Dataset items:
+-------+
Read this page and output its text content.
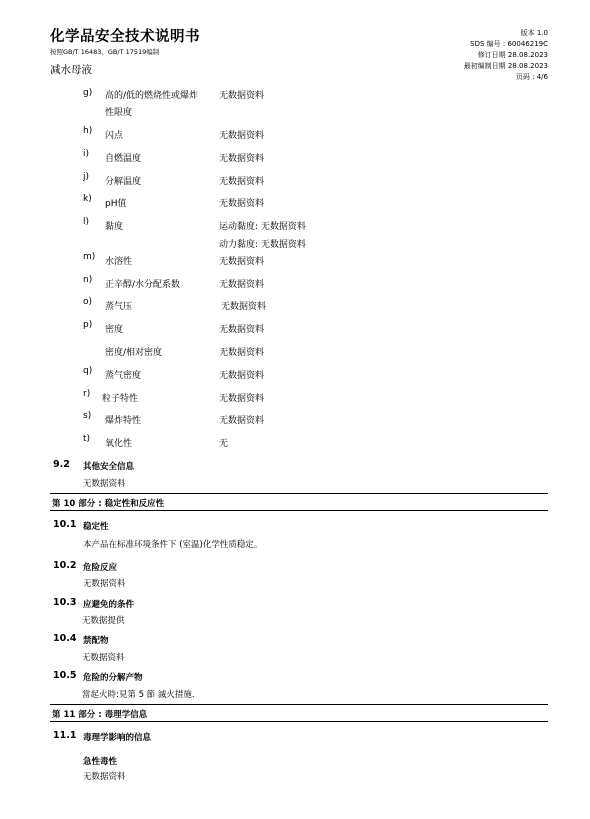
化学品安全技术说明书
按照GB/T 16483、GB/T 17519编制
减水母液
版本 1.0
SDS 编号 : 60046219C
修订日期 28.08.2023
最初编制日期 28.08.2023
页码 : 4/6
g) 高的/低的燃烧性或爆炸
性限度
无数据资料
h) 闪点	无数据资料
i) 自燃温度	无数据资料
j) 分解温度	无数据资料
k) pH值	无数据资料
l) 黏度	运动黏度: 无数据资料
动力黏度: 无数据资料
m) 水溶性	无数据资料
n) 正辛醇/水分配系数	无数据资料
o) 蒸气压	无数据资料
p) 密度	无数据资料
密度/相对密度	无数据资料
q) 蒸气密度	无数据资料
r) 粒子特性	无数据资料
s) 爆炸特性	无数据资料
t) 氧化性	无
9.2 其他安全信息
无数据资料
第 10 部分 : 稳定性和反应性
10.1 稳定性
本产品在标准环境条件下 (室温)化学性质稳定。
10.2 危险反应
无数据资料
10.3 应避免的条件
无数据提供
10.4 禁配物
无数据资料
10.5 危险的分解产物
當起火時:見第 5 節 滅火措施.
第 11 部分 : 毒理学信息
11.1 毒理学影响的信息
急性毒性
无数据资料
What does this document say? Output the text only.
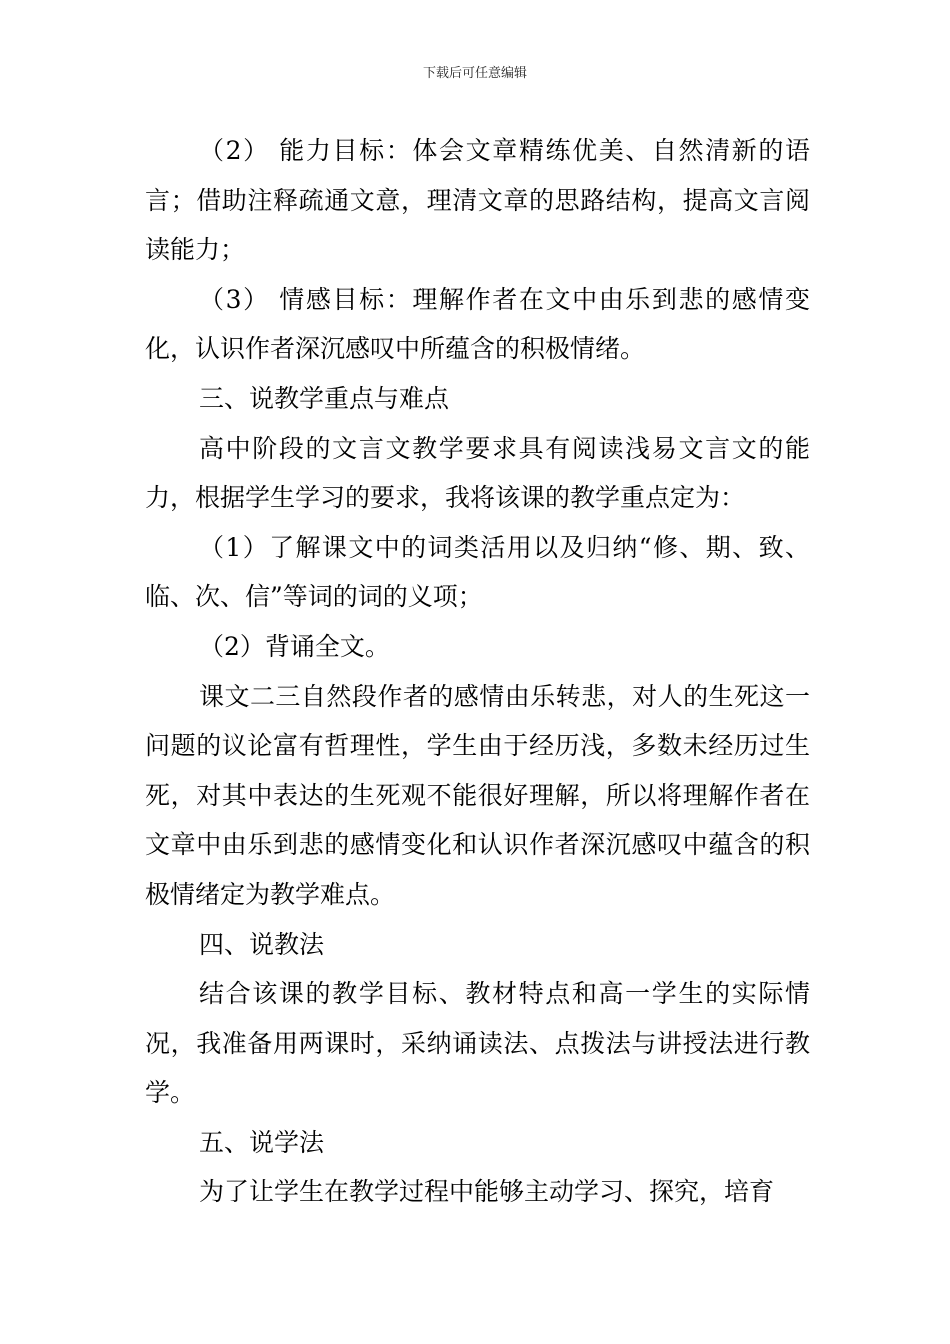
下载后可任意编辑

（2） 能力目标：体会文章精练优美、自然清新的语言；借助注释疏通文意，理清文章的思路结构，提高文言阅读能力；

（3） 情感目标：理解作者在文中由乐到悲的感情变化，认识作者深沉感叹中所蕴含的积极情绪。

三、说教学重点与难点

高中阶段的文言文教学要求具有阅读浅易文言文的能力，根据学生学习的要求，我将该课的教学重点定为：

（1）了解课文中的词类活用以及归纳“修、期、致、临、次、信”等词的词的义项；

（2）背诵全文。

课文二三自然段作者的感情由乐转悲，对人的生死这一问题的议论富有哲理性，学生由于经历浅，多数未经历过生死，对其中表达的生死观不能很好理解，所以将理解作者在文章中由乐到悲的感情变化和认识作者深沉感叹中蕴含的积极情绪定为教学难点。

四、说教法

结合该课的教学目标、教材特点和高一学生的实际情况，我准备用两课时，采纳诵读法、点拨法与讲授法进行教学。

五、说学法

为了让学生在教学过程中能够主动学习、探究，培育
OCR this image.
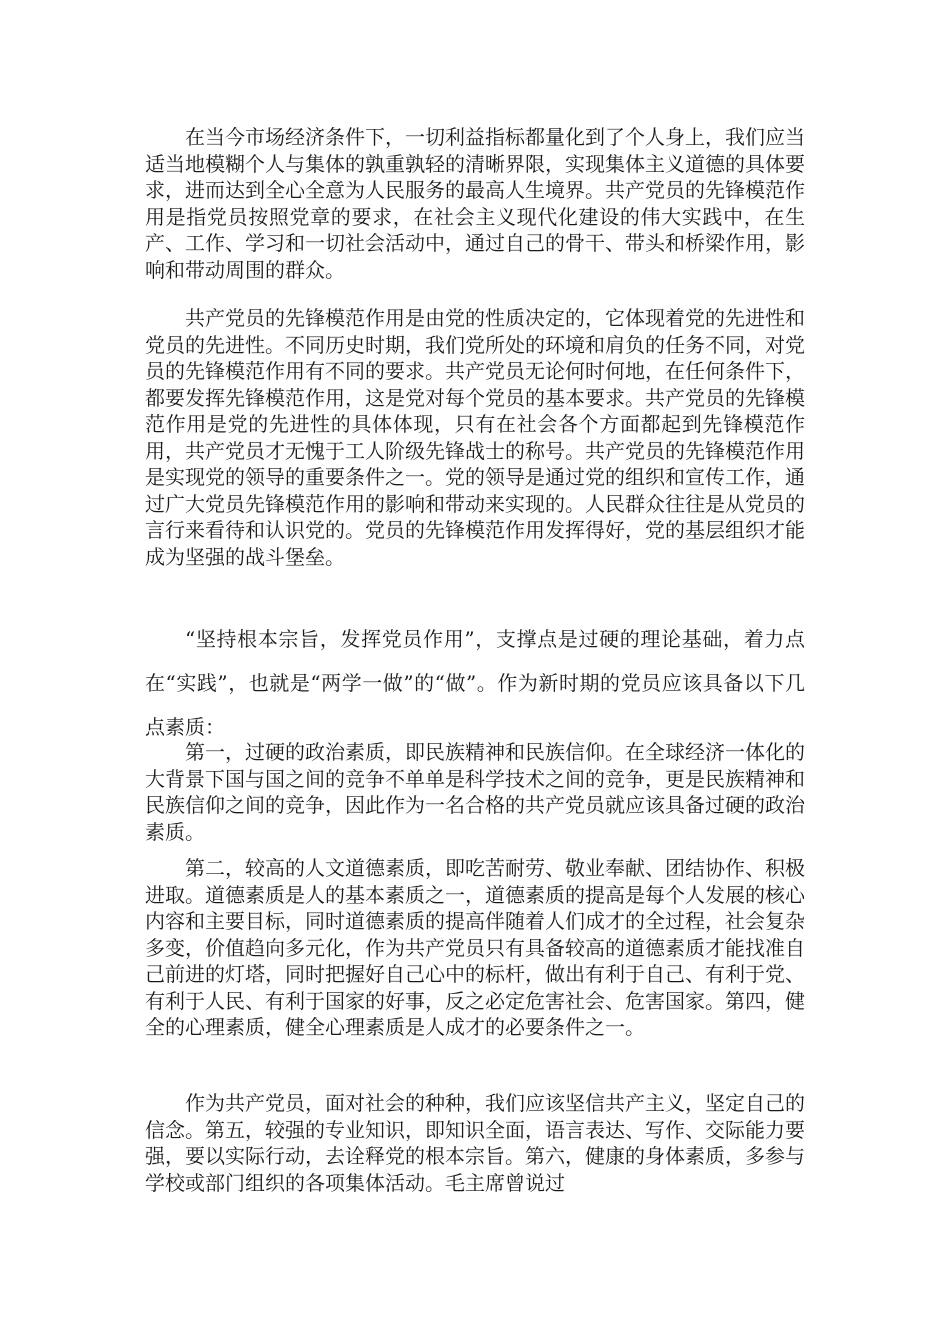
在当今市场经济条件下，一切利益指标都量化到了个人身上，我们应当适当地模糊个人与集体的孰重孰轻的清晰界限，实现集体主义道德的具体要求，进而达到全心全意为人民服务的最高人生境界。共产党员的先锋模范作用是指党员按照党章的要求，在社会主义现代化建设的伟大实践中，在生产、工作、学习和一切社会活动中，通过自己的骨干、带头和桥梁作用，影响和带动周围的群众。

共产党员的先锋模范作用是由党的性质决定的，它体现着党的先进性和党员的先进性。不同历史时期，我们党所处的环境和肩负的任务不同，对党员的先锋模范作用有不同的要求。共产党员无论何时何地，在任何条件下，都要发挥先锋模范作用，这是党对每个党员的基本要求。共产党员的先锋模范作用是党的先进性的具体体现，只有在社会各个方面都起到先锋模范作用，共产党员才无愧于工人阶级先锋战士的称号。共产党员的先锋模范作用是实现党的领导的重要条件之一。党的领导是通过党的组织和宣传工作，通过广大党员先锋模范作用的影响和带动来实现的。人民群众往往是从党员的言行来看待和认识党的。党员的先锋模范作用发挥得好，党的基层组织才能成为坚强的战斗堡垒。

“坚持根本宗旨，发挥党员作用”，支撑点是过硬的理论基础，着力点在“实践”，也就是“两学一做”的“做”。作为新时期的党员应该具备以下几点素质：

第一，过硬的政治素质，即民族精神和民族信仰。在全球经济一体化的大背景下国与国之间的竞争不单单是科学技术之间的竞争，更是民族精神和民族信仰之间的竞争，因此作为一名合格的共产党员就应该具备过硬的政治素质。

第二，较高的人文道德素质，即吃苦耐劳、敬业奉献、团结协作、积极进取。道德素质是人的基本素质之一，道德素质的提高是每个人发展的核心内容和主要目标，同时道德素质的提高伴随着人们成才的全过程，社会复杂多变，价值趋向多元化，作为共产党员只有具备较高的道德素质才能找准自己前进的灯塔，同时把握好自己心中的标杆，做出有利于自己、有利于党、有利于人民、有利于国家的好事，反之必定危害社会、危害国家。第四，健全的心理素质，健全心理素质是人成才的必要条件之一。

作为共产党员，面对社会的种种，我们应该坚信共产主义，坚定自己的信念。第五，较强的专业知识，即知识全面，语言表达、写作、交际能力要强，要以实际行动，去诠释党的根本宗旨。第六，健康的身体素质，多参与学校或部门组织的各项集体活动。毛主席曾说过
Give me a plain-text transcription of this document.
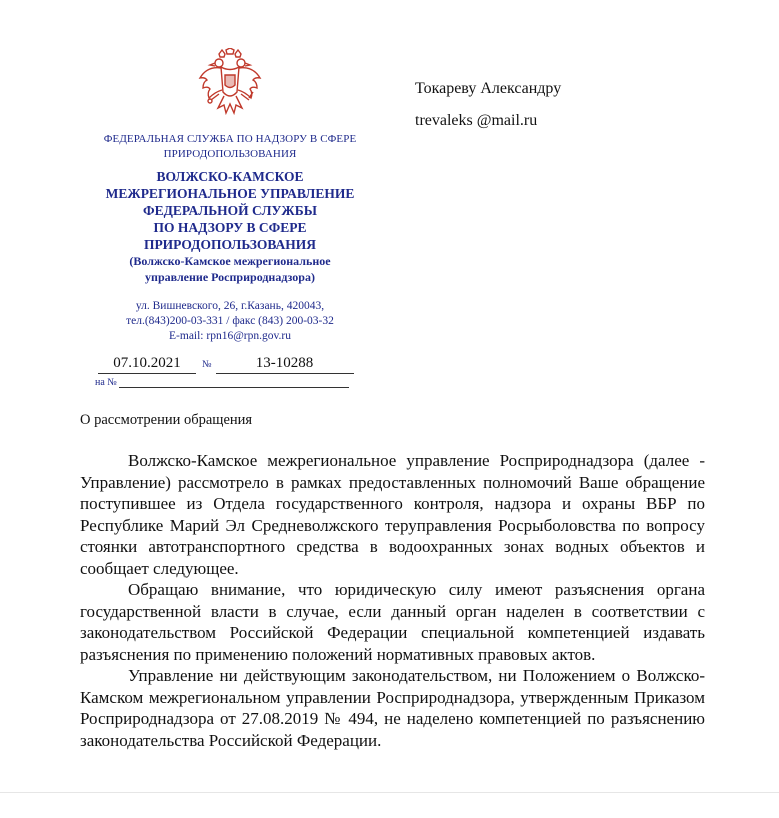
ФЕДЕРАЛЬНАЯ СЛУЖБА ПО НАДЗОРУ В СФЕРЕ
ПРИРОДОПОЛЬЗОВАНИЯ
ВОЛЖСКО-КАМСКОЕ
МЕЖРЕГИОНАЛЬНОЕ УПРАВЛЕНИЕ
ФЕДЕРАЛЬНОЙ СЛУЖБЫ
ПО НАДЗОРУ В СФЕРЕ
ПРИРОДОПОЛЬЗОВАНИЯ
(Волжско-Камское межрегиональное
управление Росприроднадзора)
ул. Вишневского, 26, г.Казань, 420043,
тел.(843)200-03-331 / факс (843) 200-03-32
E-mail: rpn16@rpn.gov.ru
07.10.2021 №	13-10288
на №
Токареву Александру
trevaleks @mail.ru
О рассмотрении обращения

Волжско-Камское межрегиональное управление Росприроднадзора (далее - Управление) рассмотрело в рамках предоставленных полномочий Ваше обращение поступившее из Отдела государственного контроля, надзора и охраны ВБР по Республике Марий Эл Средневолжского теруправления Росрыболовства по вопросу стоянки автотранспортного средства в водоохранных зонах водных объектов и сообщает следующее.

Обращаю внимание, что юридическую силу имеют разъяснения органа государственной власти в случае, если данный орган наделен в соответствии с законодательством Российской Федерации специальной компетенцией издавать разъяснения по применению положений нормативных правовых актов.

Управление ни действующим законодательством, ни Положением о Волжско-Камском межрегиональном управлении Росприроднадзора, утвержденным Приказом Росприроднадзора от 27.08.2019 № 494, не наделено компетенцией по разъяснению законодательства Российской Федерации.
+-------+
[Do this]: Set the entries down again exactly. Do not include the images.

[Completed exercise]:
Read this page and output its text content.
化学品安全技术说明书
按照GB/T 16483、GB/T 17519编制
减水母液
版本 1.0
SDS 编号 : 60046219C
修订日期 28.08.2023
最初编制日期 28.08.2023
页码 : 4/6
g) 高的/低的燃烧性或爆炸
性限度
无数据资料
h) 闪点	无数据资料
i) 自燃温度	无数据资料
j) 分解温度	无数据资料
k) pH值	无数据资料
l) 黏度	运动黏度: 无数据资料
动力黏度: 无数据资料
m) 水溶性	无数据资料
n) 正辛醇/水分配系数	无数据资料
o) 蒸气压	无数据资料
p) 密度	无数据资料
密度/相对密度	无数据资料
q) 蒸气密度	无数据资料
r) 粒子特性	无数据资料
s) 爆炸特性	无数据资料
t) 氧化性	无
9.2 其他安全信息
无数据资料
第 10 部分 : 稳定性和反应性
10.1 稳定性
本产品在标准环境条件下 (室温)化学性质稳定。
10.2 危险反应
无数据资料
10.3 应避免的条件
无数据提供
10.4 禁配物
无数据资料
10.5 危险的分解产物
當起火時:見第 5 節 滅火措施.
第 11 部分 : 毒理学信息
11.1 毒理学影响的信息
急性毒性
无数据资料
What does this document say? Output the text only.
下载后可任意编辑

（2） 能力目标：体会文章精练优美、自然清新的语言；借助注释疏通文意，理清文章的思路结构，提高文言阅读能力；

（3） 情感目标：理解作者在文中由乐到悲的感情变化，认识作者深沉感叹中所蕴含的积极情绪。

三、说教学重点与难点

高中阶段的文言文教学要求具有阅读浅易文言文的能力，根据学生学习的要求，我将该课的教学重点定为：

（1）了解课文中的词类活用以及归纳“修、期、致、临、次、信”等词的词的义项；

（2）背诵全文。

课文二三自然段作者的感情由乐转悲，对人的生死这一问题的议论富有哲理性，学生由于经历浅，多数未经历过生死，对其中表达的生死观不能很好理解，所以将理解作者在文章中由乐到悲的感情变化和认识作者深沉感叹中蕴含的积极情绪定为教学难点。

四、说教法

结合该课的教学目标、教材特点和高一学生的实际情况，我准备用两课时，采纳诵读法、点拨法与讲授法进行教学。

五、说学法

为了让学生在教学过程中能够主动学习、探究，培育
OCR this image.
在当今市场经济条件下，一切利益指标都量化到了个人身上，我们应当适当地模糊个人与集体的孰重孰轻的清晰界限，实现集体主义道德的具体要求，进而达到全心全意为人民服务的最高人生境界。共产党员的先锋模范作用是指党员按照党章的要求，在社会主义现代化建设的伟大实践中，在生产、工作、学习和一切社会活动中，通过自己的骨干、带头和桥梁作用，影响和带动周围的群众。

共产党员的先锋模范作用是由党的性质决定的，它体现着党的先进性和党员的先进性。不同历史时期，我们党所处的环境和肩负的任务不同，对党员的先锋模范作用有不同的要求。共产党员无论何时何地，在任何条件下，都要发挥先锋模范作用，这是党对每个党员的基本要求。共产党员的先锋模范作用是党的先进性的具体体现，只有在社会各个方面都起到先锋模范作用，共产党员才无愧于工人阶级先锋战士的称号。共产党员的先锋模范作用是实现党的领导的重要条件之一。党的领导是通过党的组织和宣传工作，通过广大党员先锋模范作用的影响和带动来实现的。人民群众往往是从党员的言行来看待和认识党的。党员的先锋模范作用发挥得好，党的基层组织才能成为坚强的战斗堡垒。

“坚持根本宗旨，发挥党员作用”，支撑点是过硬的理论基础，着力点在“实践”，也就是“两学一做”的“做”。作为新时期的党员应该具备以下几点素质：

第一，过硬的政治素质，即民族精神和民族信仰。在全球经济一体化的大背景下国与国之间的竞争不单单是科学技术之间的竞争，更是民族精神和民族信仰之间的竞争，因此作为一名合格的共产党员就应该具备过硬的政治素质。

第二，较高的人文道德素质，即吃苦耐劳、敬业奉献、团结协作、积极进取。道德素质是人的基本素质之一，道德素质的提高是每个人发展的核心内容和主要目标，同时道德素质的提高伴随着人们成才的全过程，社会复杂多变，价值趋向多元化，作为共产党员只有具备较高的道德素质才能找准自己前进的灯塔，同时把握好自己心中的标杆，做出有利于自己、有利于党、有利于人民、有利于国家的好事，反之必定危害社会、危害国家。第四，健全的心理素质，健全心理素质是人成才的必要条件之一。

作为共产党员，面对社会的种种，我们应该坚信共产主义，坚定自己的信念。第五，较强的专业知识，即知识全面，语言表达、写作、交际能力要强，要以实际行动，去诠释党的根本宗旨。第六，健康的身体素质，多参与学校或部门组织的各项集体活动。毛主席曾说过
Give me a plain-text transcription of this document.
ФЕДЕРАЛЬНАЯ СЛУЖБА ПО НАДЗОРУ В СФЕРЕ
ПРИРОДОПОЛЬЗОВАНИЯ
ВОЛЖСКО-КАМСКОЕ
МЕЖРЕГИОНАЛЬНОЕ УПРАВЛЕНИЕ
ФЕДЕРАЛЬНОЙ СЛУЖБЫ
ПО НАДЗОРУ В СФЕРЕ
ПРИРОДОПОЛЬЗОВАНИЯ
(Волжско-Камское межрегиональное
управление Росприроднадзора)
ул. Вишневского, 26, г.Казань, 420043,
тел.(843)200-03-331 / факс (843) 200-03-32
E-mail: rpn16@rpn.gov.ru
07.10.2021 №	13-10288
на №
Токареву Александру
trevaleks @mail.ru
О рассмотрении обращения

Волжско-Камское межрегиональное управление Росприроднадзора (далее - Управление) рассмотрело в рамках предоставленных полномочий Ваше обращение поступившее из Отдела государственного контроля, надзора и охраны ВБР по Республике Марий Эл Средневолжского теруправления Росрыболовства по вопросу стоянки автотранспортного средства в водоохранных зонах водных объектов и сообщает следующее.

Обращаю внимание, что юридическую силу имеют разъяснения органа государственной власти в случае, если данный орган наделен в соответствии с законодательством Российской Федерации специальной компетенцией издавать разъяснения по применению положений нормативных правовых актов.

Управление ни действующим законодательством, ни Положением о Волжско-Камском межрегиональном управлении Росприроднадзора, утвержденным Приказом Росприроднадзора от 27.08.2019 № 494, не наделено компетенцией по разъяснению законодательства Российской Федерации.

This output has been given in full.